What the task requires:
Pictures do not belong in the copy; transcribe everything else in the records exactly.
┄┄┄┄┄┄┄┄┄┄
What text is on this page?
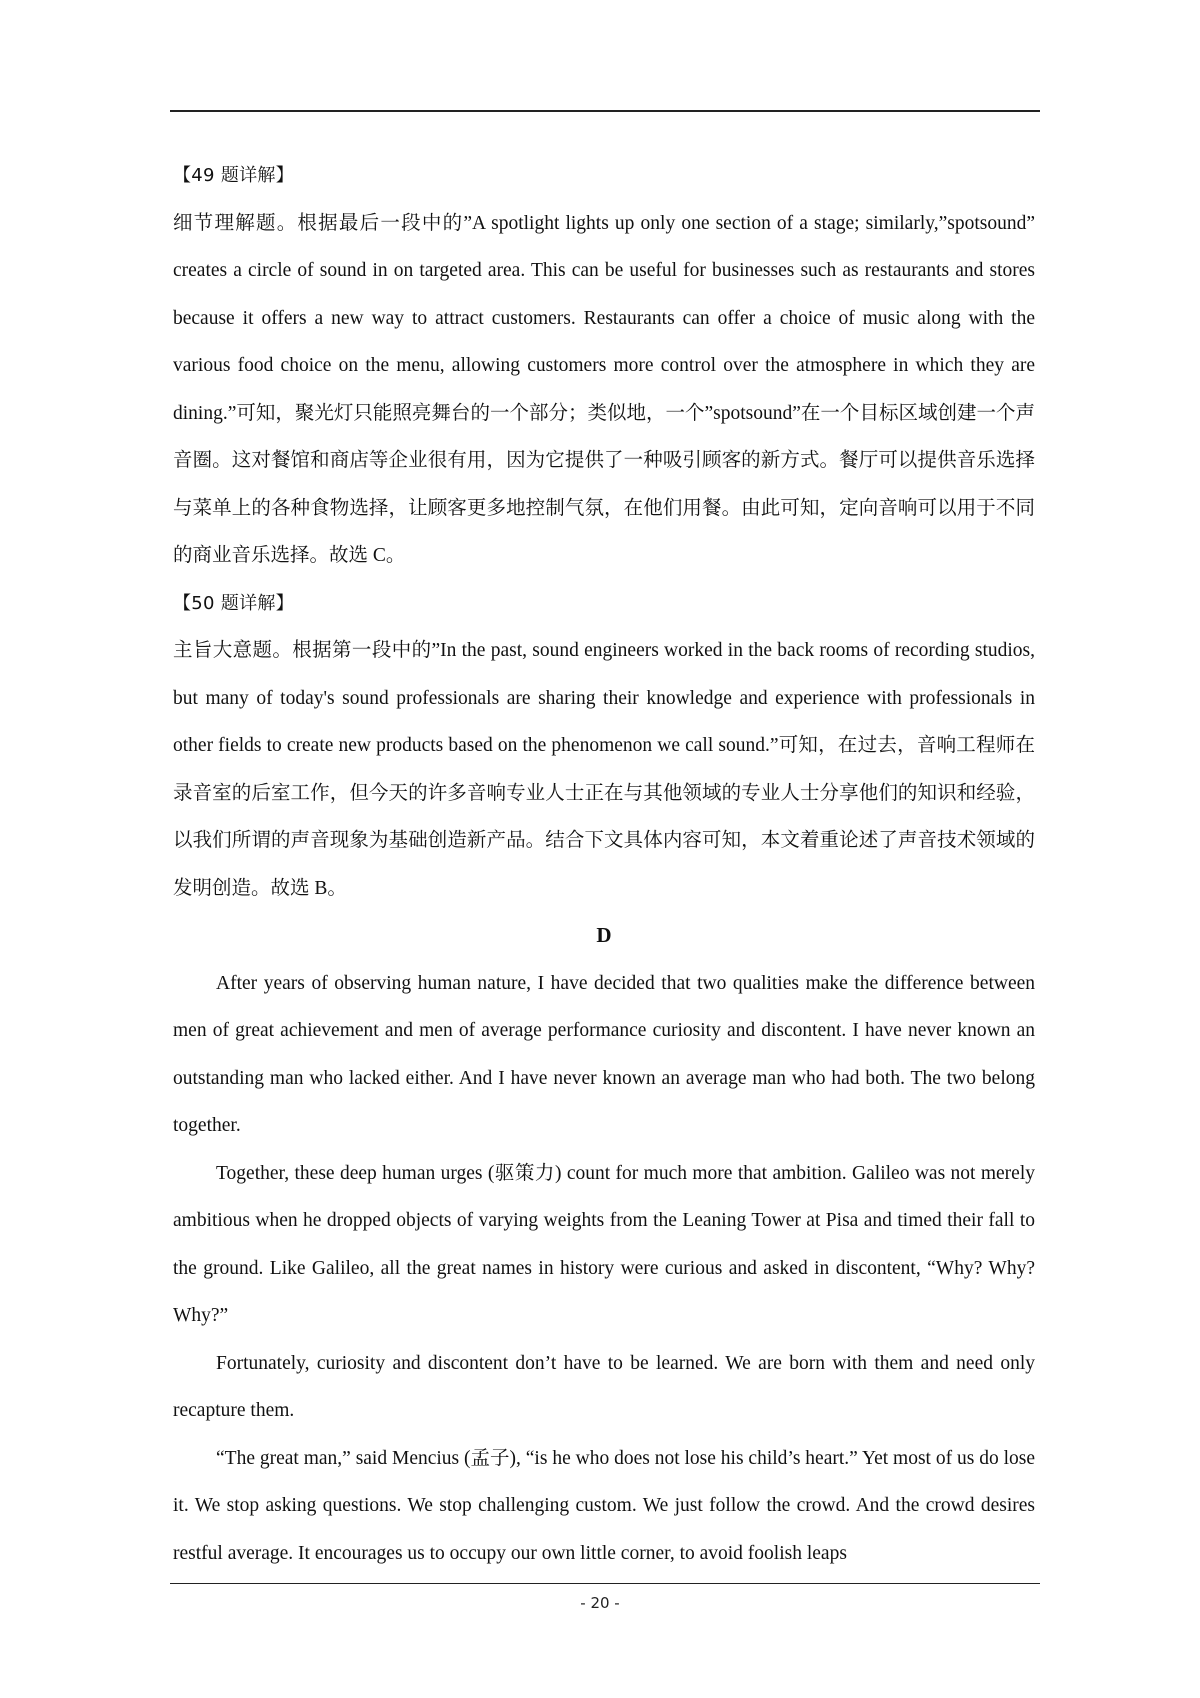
【49 题详解】

细节理解题。根据最后一段中的”A spotlight lights up only one section of a stage; similarly,”spotsound” creates a circle of sound in on targeted area. This can be useful for businesses such as restaurants and stores because it offers a new way to attract customers. Restaurants can offer a choice of music along with the various food choice on the menu, allowing customers more control over the atmosphere in which they are dining.”可知，聚光灯只能照亮舞台的一个部分；类似地，一个”spotsound”在一个目标区域创建一个声音圈。这对餐馆和商店等企业很有用，因为它提供了一种吸引顾客的新方式。餐厅可以提供音乐选择与菜单上的各种食物选择，让顾客更多地控制气氛，在他们用餐。由此可知，定向音响可以用于不同的商业音乐选择。故选 C。

【50 题详解】

主旨大意题。根据第一段中的”In the past, sound engineers worked in the back rooms of recording studios, but many of today's sound professionals are sharing their knowledge and experience with professionals in other fields to create new products based on the phenomenon we call sound.”可知，在过去，音响工程师在录音室的后室工作，但今天的许多音响专业人士正在与其他领域的专业人士分享他们的知识和经验，以我们所谓的声音现象为基础创造新产品。结合下文具体内容可知，本文着重论述了声音技术领域的发明创造。故选 B。

D

After years of observing human nature, I have decided that two qualities make the difference between men of great achievement and men of average performance curiosity and discontent. I have never known an outstanding man who lacked either. And I have never known an average man who had both. The two belong together.

Together, these deep human urges (驱策力) count for much more that ambition. Galileo was not merely ambitious when he dropped objects of varying weights from the Leaning Tower at Pisa and timed their fall to the ground. Like Galileo, all the great names in history were curious and asked in discontent, “Why? Why? Why?”

Fortunately, curiosity and discontent don’t have to be learned. We are born with them and need only recapture them.

“The great man,” said Mencius (孟子), “is he who does not lose his child’s heart.” Yet most of us do lose it. We stop asking questions. We stop challenging custom. We just follow the crowd. And the crowd desires restful average. It encourages us to occupy our own little corner, to avoid foolish leaps

- 20 -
┄┄┄┄┄┄┄┄┄┄
Result of the task:
What text is on this page?
【49 题详解】

细节理解题。根据最后一段中的”A spotlight lights up only one section of a stage; similarly,”spotsound” creates a circle of sound in on targeted area. This can be useful for businesses such as restaurants and stores because it offers a new way to attract customers. Restaurants can offer a choice of music along with the various food choice on the menu, allowing customers more control over the atmosphere in which they are dining.”可知，聚光灯只能照亮舞台的一个部分；类似地，一个”spotsound”在一个目标区域创建一个声音圈。这对餐馆和商店等企业很有用，因为它提供了一种吸引顾客的新方式。餐厅可以提供音乐选择与菜单上的各种食物选择，让顾客更多地控制气氛，在他们用餐。由此可知，定向音响可以用于不同的商业音乐选择。故选 C。

【50 题详解】

主旨大意题。根据第一段中的”In the past, sound engineers worked in the back rooms of recording studios, but many of today's sound professionals are sharing their knowledge and experience with professionals in other fields to create new products based on the phenomenon we call sound.”可知，在过去，音响工程师在录音室的后室工作，但今天的许多音响专业人士正在与其他领域的专业人士分享他们的知识和经验，以我们所谓的声音现象为基础创造新产品。结合下文具体内容可知，本文着重论述了声音技术领域的发明创造。故选 B。

D

After years of observing human nature, I have decided that two qualities make the difference between men of great achievement and men of average performance curiosity and discontent. I have never known an outstanding man who lacked either. And I have never known an average man who had both. The two belong together.

Together, these deep human urges (驱策力) count for much more that ambition. Galileo was not merely ambitious when he dropped objects of varying weights from the Leaning Tower at Pisa and timed their fall to the ground. Like Galileo, all the great names in history were curious and asked in discontent, “Why? Why? Why?”

Fortunately, curiosity and discontent don’t have to be learned. We are born with them and need only recapture them.

“The great man,” said Mencius (孟子), “is he who does not lose his child’s heart.” Yet most of us do lose it. We stop asking questions. We stop challenging custom. We just follow the crowd. And the crowd desires restful average. It encourages us to occupy our own little corner, to avoid foolish leaps

- 20 -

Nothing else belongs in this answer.